§ **What you need to do**
How many lines of these entries hold the string "Mittelschulen"? Answer with the number alone.

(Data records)
## Begin

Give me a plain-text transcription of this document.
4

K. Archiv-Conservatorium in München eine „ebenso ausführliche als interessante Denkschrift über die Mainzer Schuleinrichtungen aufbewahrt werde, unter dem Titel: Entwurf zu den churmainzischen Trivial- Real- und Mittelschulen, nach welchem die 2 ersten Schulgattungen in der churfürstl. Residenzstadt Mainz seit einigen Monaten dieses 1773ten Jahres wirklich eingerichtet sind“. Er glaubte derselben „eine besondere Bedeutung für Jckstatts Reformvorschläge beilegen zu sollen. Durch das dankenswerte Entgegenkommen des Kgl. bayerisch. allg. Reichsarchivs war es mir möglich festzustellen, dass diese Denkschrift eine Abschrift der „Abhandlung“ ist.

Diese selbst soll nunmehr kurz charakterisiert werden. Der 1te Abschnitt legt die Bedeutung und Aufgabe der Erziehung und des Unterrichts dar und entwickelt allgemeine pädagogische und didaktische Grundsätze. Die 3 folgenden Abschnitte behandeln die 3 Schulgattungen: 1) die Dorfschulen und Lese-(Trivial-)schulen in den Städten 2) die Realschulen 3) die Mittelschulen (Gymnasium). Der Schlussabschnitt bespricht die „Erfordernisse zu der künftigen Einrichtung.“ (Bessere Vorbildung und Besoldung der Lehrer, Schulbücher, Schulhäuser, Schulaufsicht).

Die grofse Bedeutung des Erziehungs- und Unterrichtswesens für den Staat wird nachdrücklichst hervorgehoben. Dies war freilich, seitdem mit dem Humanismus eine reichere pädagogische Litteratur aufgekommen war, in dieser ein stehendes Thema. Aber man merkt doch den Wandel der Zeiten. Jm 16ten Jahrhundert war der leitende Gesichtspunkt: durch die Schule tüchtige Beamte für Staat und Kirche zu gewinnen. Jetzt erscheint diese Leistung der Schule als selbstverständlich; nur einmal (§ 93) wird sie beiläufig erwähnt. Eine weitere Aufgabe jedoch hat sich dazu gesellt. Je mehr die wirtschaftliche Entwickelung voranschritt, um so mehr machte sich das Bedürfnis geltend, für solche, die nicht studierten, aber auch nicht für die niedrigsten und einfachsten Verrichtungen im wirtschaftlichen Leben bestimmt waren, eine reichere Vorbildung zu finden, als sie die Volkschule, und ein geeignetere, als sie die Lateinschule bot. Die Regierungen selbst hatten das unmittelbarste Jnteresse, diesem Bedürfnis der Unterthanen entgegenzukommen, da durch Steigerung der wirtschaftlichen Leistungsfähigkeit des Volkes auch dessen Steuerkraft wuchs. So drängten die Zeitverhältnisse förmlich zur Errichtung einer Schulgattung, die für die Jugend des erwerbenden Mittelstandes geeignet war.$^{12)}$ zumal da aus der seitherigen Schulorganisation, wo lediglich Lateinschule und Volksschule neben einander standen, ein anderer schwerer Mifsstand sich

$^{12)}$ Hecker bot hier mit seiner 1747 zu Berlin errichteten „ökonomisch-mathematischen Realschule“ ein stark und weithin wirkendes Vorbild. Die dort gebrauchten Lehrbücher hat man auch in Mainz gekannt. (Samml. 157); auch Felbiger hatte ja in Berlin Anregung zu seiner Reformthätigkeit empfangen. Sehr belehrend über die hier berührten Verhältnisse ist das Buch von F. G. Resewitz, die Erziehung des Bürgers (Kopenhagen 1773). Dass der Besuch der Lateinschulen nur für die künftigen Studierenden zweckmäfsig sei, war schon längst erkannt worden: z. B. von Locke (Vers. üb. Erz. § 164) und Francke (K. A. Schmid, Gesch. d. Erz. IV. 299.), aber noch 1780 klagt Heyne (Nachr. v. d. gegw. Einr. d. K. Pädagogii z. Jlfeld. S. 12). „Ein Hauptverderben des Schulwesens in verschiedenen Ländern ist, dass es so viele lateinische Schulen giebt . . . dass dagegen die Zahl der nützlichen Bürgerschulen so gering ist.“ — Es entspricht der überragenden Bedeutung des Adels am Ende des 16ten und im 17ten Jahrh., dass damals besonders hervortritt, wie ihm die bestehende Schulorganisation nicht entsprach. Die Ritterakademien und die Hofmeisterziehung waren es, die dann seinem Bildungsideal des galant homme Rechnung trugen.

## End

§ **Written solution**
2